Where does the string "Easy" appear? Copy every line of the entries below that holds it.

:: RECORDS SUPPLIED ::
-------

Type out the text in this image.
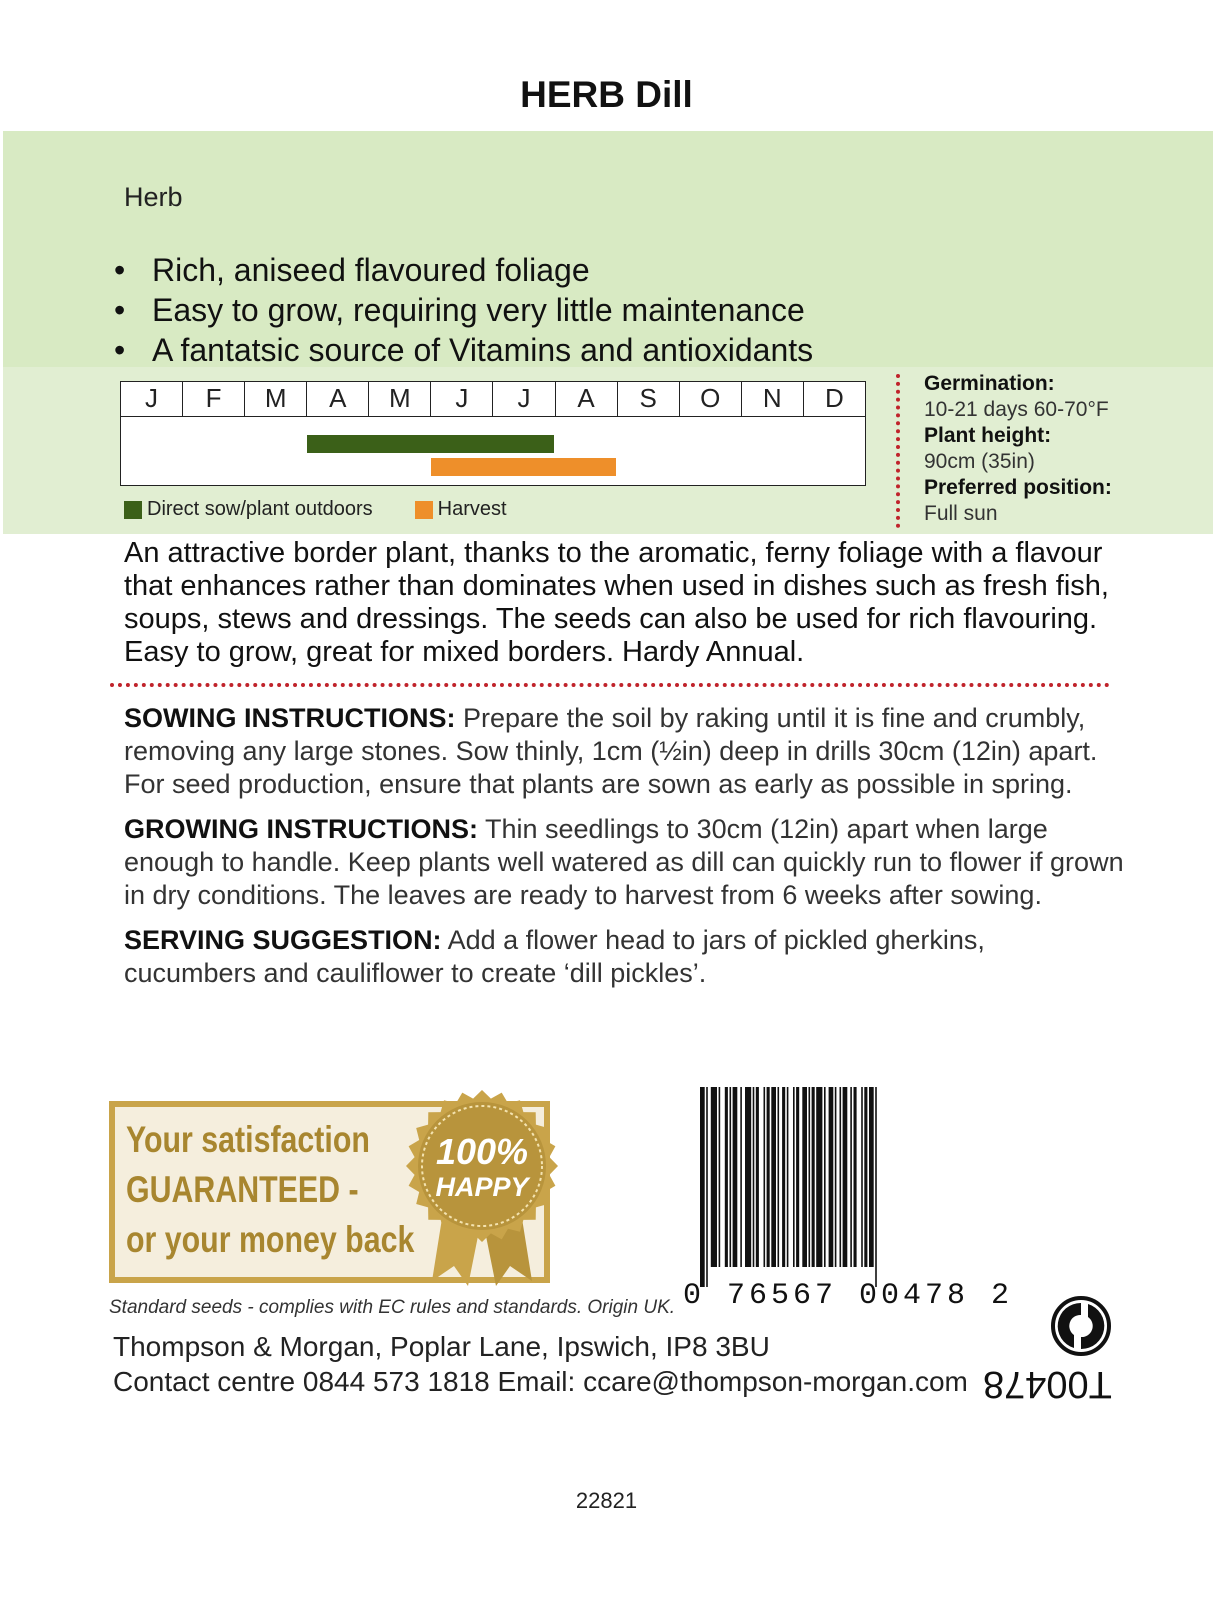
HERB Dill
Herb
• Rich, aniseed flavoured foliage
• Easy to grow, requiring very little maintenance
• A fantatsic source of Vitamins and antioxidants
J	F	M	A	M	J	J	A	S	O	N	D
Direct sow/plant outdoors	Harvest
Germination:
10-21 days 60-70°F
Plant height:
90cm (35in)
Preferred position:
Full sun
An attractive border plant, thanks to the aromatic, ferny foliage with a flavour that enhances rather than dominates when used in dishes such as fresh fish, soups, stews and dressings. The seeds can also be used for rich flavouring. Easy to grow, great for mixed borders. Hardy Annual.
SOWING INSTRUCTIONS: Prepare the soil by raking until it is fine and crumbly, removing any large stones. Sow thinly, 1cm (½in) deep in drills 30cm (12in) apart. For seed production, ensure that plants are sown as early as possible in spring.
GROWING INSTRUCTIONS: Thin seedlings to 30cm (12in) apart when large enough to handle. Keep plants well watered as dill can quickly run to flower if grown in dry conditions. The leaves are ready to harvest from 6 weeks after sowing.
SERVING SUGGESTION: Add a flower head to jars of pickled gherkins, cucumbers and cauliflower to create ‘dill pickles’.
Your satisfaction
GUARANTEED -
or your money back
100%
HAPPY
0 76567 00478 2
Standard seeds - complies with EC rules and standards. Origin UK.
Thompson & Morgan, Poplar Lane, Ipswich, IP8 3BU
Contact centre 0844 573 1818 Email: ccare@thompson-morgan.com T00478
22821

-------

:: THE REPLY ::
• Easy to grow, requiring very little maintenance
An attractive border plant, thanks to the aromatic, ferny foliage with a flavour that enhances rather than dominates when used in dishes such as fresh fish, soups, stews and dressings. The seeds can also be used for rich flavouring. Easy to grow, great for mixed borders. Hardy Annual.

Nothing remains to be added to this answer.